Data section:
######

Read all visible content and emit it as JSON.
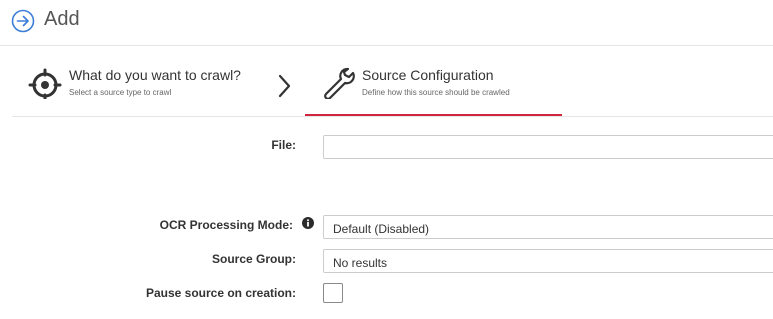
{
  "header": {
    "title": "Add",
    "icon": "arrow-circle-right-icon"
  },
  "steps": [
    {
      "title": "What do you want to crawl?",
      "subtitle": "Select a source type to crawl",
      "icon": "crosshair-target-icon"
    },
    {
      "title": "Source Configuration",
      "subtitle": "Define how this source should be crawled",
      "icon": "wrench-icon",
      "active": true
    }
  ],
  "form": {
    "file_label": "File:",
    "file_value": "",
    "ocr_label": "OCR Processing Mode:",
    "ocr_value": "Default (Disabled)",
    "source_group_label": "Source Group:",
    "source_group_value": "No results",
    "pause_label": "Pause source on creation:",
    "pause_checked": false
  },
  "colors": {
    "accent": "#d0253f",
    "icon_blue": "#3b7dd8",
    "text": "#333333"
  }
}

######

What you need to do:
Write out each line again precisely as it appears, skipping every picture.

Result below:
Read all visible content and emit it as JSON.
{
  "header": {
    "title": "Add",
    "icon": "arrow-circle-right-icon"
  },
  "steps": [
    {
      "title": "What do you want to crawl?",
      "subtitle": "Select a source type to crawl",
      "icon": "crosshair-target-icon"
    },
    {
      "title": "Source Configuration",
      "subtitle": "Define how this source should be crawled",
      "icon": "wrench-icon",
      "active": true
    }
  ],
  "form": {
    "file_label": "File:",
    "file_value": "",
    "ocr_label": "OCR Processing Mode:",
    "ocr_value": "Default (Disabled)",
    "source_group_label": "Source Group:",
    "source_group_value": "No results",
    "pause_label": "Pause source on creation:",
    "pause_checked": false
  },
  "colors": {
    "accent": "#d0253f",
    "icon_blue": "#3b7dd8",
    "text": "#333333"
  }
}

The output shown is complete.